Entries with figure data:

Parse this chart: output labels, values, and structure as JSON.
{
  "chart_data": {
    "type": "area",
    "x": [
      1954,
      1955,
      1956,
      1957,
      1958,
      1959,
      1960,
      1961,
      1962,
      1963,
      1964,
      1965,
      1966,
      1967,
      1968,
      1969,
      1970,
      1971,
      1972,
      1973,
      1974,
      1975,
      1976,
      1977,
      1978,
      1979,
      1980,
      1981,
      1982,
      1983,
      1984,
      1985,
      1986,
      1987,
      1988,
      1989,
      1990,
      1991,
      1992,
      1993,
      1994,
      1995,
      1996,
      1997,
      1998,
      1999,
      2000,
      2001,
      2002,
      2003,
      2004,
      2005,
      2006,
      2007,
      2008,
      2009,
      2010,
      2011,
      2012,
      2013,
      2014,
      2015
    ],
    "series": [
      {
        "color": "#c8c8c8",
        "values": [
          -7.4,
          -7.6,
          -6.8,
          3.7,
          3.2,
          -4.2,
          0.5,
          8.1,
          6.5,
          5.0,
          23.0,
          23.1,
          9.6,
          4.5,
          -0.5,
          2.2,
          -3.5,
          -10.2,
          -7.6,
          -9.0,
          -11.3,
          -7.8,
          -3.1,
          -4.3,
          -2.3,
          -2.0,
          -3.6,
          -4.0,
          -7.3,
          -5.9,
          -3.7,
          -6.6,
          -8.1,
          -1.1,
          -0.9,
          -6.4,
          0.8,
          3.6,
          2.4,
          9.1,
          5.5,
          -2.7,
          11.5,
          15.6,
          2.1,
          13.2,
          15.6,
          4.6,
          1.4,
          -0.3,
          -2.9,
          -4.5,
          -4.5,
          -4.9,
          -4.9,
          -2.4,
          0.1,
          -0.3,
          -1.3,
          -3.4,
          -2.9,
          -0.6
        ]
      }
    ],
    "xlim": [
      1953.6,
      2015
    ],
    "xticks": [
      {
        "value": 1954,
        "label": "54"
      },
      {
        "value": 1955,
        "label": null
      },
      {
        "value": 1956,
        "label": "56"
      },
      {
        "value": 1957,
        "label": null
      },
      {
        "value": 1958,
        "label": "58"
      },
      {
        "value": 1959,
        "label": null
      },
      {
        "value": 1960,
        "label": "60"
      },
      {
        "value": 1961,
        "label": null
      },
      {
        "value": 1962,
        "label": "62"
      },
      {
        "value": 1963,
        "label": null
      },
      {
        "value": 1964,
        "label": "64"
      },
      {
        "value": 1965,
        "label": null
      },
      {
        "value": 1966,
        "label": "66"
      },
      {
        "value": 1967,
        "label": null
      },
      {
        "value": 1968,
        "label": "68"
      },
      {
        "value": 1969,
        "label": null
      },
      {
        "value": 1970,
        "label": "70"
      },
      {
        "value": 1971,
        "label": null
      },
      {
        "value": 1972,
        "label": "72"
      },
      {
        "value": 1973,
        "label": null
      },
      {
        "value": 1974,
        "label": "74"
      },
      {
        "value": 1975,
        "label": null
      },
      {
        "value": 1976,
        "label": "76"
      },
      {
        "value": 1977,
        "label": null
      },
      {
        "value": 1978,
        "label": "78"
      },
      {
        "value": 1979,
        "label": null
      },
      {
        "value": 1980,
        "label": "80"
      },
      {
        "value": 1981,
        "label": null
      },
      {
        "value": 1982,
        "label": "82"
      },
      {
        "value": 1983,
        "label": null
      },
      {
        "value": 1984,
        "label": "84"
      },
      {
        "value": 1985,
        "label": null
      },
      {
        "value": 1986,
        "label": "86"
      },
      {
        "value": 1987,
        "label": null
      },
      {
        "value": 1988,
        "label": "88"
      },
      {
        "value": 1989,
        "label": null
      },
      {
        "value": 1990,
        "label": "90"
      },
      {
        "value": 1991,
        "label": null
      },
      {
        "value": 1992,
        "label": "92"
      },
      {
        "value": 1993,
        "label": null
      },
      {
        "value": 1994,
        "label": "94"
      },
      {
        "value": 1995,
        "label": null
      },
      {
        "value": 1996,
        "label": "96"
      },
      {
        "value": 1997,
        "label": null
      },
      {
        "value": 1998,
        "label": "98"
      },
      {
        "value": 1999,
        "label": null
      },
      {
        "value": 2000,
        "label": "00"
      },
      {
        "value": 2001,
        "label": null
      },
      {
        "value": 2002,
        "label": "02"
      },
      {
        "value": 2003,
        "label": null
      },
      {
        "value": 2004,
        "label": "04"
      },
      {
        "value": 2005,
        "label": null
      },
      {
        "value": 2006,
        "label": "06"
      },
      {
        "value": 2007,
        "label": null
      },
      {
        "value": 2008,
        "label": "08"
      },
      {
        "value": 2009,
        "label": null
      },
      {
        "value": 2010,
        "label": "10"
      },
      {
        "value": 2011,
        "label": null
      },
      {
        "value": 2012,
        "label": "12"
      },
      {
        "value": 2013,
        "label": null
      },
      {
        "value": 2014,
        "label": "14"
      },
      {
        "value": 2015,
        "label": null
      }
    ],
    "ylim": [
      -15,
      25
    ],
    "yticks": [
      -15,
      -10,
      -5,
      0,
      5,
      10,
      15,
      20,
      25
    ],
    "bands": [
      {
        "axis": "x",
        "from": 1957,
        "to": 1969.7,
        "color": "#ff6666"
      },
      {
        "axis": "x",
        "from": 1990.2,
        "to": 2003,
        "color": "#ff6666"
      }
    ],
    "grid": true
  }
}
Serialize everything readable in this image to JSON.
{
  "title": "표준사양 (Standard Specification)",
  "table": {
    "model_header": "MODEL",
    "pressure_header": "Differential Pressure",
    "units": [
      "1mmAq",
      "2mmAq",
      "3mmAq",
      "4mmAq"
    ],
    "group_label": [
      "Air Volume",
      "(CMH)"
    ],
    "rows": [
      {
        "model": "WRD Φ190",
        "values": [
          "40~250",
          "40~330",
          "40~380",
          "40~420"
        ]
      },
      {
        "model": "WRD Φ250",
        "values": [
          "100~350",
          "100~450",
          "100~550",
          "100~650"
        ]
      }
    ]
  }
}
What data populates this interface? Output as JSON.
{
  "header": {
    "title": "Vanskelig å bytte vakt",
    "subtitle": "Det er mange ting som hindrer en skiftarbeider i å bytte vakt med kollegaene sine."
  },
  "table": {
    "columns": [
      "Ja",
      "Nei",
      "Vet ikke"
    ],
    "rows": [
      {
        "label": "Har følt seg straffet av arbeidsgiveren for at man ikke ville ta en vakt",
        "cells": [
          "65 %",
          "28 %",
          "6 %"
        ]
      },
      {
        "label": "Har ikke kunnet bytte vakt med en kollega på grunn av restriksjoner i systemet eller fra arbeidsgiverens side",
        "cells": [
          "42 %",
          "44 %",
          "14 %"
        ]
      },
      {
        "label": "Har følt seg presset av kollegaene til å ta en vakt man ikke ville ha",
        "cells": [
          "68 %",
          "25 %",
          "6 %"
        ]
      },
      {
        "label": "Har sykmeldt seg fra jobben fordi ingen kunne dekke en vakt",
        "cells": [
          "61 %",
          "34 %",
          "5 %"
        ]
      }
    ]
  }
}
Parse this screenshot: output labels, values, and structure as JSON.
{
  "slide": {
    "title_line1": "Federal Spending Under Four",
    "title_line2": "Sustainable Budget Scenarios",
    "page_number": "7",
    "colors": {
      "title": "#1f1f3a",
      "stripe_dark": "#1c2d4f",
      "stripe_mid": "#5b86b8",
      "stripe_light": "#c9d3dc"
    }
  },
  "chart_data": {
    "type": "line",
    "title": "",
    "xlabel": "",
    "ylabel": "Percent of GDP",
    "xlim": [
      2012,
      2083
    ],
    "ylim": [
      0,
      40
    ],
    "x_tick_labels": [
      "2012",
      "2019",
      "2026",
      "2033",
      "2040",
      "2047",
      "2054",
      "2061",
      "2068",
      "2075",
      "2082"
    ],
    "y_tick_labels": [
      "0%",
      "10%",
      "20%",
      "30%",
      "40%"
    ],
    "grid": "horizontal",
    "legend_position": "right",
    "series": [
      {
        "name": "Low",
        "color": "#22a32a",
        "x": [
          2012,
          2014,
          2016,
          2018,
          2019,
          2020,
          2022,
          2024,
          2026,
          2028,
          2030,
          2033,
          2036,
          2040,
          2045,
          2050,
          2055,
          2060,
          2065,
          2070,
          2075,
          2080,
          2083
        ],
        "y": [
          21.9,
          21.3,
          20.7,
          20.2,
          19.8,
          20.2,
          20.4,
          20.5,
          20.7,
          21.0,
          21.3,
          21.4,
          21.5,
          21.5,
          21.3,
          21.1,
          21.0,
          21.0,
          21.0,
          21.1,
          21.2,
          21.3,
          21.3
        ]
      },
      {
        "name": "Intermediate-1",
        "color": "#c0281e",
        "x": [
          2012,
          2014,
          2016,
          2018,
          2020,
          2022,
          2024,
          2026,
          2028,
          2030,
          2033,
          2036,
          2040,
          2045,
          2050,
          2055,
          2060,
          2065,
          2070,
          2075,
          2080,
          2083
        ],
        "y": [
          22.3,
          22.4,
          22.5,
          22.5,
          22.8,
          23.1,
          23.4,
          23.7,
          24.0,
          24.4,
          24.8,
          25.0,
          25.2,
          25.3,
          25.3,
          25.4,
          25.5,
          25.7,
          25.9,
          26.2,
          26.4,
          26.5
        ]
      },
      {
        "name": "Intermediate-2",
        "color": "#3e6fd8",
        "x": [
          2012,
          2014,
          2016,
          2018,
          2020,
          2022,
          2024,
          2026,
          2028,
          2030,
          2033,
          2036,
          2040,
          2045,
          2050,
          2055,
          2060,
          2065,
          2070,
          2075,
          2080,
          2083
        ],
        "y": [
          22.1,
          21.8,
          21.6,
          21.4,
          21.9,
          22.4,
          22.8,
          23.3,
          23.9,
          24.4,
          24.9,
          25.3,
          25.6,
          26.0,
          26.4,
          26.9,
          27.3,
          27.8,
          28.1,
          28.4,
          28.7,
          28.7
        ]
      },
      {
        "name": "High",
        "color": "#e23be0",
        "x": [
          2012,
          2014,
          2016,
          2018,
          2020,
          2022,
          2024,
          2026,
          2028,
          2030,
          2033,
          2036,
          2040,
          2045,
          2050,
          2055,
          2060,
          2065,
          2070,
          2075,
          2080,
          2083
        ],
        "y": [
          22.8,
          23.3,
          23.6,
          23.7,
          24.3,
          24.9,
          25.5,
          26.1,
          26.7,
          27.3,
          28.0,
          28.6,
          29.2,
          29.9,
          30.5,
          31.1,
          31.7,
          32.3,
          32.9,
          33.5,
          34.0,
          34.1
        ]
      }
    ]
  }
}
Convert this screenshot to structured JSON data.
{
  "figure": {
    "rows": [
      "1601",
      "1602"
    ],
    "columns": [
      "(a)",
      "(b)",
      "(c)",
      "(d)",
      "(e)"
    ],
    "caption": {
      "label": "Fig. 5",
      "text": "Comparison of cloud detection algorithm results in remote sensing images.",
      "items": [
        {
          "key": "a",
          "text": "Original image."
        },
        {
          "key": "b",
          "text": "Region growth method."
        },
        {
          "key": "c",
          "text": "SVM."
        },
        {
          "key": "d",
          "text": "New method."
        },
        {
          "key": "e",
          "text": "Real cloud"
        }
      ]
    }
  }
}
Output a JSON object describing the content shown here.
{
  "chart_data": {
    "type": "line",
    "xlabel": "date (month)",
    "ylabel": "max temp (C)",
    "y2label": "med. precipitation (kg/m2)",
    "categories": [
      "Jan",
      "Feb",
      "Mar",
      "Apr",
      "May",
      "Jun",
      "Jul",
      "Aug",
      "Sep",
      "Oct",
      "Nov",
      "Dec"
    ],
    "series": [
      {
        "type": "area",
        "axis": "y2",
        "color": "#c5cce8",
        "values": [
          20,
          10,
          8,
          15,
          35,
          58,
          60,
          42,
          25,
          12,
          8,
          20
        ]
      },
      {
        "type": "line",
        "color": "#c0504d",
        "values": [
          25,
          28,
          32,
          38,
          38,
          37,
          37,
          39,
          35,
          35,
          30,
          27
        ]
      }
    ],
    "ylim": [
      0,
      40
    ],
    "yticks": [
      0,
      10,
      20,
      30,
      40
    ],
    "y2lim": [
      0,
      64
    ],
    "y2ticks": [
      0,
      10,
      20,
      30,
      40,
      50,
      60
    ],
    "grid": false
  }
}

» DESCRIPTION OF THE TASK:
In the material above, show every line where the word "text" turns up.

» SOLUTION FOR THIS TASK:
      "text": "Comparison of cloud detection algorithm results in remote sensing images.",
          "text": "Original image."
          "text": "Region growth method."
          "text": "SVM."
          "text": "New method."
          "text": "Real cloud"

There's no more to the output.